**Exercise goal**
Gather every line from the entries below that includes "marker".

· · · · ·

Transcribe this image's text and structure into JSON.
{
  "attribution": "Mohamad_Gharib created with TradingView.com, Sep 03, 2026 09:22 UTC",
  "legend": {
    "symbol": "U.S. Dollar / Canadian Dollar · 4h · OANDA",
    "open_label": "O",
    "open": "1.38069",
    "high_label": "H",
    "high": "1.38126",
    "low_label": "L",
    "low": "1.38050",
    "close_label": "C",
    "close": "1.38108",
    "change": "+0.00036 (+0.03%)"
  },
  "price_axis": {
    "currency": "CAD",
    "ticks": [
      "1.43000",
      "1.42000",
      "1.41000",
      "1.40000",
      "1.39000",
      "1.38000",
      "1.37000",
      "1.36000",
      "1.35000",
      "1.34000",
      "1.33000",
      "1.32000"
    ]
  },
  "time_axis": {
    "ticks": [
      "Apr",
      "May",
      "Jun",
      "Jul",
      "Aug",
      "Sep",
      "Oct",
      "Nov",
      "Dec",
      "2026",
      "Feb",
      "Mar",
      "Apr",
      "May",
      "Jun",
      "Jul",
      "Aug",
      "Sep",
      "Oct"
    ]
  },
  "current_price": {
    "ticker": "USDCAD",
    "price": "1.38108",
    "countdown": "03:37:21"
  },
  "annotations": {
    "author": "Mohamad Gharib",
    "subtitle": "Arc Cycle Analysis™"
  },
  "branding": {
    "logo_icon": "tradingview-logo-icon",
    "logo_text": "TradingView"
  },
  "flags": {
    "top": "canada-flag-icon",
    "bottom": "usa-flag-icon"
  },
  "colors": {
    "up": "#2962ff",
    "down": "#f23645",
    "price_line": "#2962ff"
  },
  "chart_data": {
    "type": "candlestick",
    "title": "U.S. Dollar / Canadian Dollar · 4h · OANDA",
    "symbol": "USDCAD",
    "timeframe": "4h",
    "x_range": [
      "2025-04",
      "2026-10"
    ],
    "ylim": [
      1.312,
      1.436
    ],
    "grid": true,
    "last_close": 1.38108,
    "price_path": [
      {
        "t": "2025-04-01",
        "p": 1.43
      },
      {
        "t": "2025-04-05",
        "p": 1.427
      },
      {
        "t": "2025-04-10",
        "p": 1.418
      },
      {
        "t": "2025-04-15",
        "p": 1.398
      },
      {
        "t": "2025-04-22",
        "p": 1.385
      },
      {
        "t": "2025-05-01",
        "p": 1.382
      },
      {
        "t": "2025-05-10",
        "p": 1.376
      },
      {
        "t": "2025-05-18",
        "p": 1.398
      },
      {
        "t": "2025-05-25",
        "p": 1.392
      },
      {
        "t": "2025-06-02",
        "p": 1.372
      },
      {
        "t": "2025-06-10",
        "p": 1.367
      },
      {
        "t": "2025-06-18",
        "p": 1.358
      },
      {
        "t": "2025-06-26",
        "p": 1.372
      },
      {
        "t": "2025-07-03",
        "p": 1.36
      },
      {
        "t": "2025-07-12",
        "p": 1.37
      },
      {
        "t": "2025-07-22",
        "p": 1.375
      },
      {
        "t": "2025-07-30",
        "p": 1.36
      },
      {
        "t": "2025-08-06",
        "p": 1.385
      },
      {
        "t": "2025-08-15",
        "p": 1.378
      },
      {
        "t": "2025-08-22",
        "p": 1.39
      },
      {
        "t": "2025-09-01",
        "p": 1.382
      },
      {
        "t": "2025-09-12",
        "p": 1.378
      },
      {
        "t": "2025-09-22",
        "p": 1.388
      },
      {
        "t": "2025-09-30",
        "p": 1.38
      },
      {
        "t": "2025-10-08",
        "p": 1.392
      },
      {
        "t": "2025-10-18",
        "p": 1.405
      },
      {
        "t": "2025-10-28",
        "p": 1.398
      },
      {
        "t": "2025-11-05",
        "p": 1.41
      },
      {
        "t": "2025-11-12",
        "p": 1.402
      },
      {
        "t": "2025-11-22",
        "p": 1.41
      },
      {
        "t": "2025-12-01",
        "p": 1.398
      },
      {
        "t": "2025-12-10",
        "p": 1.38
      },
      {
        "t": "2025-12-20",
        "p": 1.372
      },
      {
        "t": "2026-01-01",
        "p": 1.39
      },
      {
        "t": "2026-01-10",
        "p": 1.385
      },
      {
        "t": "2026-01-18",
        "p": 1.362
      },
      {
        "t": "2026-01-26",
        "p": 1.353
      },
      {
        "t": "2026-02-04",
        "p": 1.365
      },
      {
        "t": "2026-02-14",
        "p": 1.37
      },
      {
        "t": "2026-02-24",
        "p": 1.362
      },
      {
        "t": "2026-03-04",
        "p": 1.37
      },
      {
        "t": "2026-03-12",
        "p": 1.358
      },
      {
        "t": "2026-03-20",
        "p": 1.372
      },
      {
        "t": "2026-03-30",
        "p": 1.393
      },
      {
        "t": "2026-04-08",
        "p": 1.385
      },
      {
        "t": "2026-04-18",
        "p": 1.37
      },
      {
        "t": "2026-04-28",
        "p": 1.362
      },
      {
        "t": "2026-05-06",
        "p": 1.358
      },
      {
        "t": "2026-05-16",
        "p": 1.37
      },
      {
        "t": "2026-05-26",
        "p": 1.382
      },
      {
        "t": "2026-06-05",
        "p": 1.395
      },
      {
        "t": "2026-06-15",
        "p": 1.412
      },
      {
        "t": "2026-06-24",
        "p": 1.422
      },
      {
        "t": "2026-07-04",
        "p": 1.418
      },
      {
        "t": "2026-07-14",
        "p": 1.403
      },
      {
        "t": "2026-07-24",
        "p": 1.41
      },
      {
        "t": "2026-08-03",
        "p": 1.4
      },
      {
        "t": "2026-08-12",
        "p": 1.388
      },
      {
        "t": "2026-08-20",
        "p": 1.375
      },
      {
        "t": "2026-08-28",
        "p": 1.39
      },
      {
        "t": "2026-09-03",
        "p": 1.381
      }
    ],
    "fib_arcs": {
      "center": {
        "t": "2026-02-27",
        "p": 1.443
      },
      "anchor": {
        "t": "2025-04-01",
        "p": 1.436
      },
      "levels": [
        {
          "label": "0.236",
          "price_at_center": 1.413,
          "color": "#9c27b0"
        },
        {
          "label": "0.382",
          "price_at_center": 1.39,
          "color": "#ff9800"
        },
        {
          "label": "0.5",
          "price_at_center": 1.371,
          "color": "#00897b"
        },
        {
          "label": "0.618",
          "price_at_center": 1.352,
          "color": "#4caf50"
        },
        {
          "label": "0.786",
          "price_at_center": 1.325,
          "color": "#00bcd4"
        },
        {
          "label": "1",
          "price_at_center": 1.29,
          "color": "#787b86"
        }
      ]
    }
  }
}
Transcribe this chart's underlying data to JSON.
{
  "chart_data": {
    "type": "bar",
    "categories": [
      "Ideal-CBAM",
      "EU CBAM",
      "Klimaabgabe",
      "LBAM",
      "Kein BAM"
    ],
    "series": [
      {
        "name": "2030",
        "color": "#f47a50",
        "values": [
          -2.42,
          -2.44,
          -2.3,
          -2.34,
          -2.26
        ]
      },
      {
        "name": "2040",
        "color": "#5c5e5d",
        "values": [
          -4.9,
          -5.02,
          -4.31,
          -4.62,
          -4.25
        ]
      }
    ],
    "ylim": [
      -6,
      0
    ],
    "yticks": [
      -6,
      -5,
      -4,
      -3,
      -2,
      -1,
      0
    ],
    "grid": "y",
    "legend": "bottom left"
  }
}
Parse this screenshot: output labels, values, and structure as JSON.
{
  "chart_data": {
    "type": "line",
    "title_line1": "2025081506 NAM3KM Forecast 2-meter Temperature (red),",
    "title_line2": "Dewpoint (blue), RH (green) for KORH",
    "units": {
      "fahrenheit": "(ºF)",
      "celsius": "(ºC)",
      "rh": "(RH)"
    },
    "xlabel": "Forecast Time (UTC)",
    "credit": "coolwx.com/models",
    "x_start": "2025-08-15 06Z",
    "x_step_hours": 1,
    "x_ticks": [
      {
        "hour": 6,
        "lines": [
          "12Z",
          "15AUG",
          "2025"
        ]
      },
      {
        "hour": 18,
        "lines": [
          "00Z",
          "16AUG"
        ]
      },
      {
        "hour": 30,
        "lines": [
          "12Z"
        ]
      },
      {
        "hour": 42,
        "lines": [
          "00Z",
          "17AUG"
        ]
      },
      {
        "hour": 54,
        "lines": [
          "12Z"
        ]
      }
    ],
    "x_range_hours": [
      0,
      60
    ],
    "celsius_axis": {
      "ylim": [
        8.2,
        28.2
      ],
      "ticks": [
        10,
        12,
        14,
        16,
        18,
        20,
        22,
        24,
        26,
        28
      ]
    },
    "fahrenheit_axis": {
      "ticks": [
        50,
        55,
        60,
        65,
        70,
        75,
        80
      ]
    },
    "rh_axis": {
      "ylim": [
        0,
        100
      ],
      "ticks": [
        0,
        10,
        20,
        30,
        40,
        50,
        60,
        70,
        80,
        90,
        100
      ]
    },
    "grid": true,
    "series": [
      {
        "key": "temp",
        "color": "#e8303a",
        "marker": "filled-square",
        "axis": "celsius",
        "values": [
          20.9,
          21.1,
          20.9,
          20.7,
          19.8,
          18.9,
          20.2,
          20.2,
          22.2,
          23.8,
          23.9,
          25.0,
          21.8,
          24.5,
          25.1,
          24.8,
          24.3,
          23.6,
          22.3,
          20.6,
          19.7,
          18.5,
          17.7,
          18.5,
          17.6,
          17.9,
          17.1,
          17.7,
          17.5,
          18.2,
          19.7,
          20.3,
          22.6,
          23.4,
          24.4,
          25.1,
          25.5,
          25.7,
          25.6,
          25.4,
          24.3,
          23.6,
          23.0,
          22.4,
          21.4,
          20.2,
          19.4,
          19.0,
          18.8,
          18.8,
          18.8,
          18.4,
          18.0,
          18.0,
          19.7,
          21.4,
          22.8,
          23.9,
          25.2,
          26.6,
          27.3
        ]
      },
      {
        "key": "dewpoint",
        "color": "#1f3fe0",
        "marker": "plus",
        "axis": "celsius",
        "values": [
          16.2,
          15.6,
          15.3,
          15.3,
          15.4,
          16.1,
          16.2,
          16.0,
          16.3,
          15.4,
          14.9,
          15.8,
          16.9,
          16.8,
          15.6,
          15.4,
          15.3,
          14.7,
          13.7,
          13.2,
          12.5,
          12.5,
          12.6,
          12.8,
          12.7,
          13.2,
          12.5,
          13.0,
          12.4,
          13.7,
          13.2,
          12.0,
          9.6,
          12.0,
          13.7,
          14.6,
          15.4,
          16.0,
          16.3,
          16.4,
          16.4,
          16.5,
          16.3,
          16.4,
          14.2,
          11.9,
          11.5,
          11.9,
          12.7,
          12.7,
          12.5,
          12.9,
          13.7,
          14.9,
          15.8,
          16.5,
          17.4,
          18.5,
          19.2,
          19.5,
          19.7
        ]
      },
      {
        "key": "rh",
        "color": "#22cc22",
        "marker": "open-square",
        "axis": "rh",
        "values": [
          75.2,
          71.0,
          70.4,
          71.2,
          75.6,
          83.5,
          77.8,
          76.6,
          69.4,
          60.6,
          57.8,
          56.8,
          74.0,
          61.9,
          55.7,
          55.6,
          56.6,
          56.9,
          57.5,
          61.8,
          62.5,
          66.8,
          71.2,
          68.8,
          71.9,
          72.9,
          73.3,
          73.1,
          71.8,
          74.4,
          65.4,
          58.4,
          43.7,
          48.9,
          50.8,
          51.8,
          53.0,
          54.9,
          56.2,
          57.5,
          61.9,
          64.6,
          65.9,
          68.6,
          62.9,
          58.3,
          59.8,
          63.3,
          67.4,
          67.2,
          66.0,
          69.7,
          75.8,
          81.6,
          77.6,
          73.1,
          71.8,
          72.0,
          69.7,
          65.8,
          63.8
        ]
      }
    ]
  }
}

· · · · ·

**Finished answer**
        "marker": "filled-square",
        "marker": "plus",
        "marker": "open-square",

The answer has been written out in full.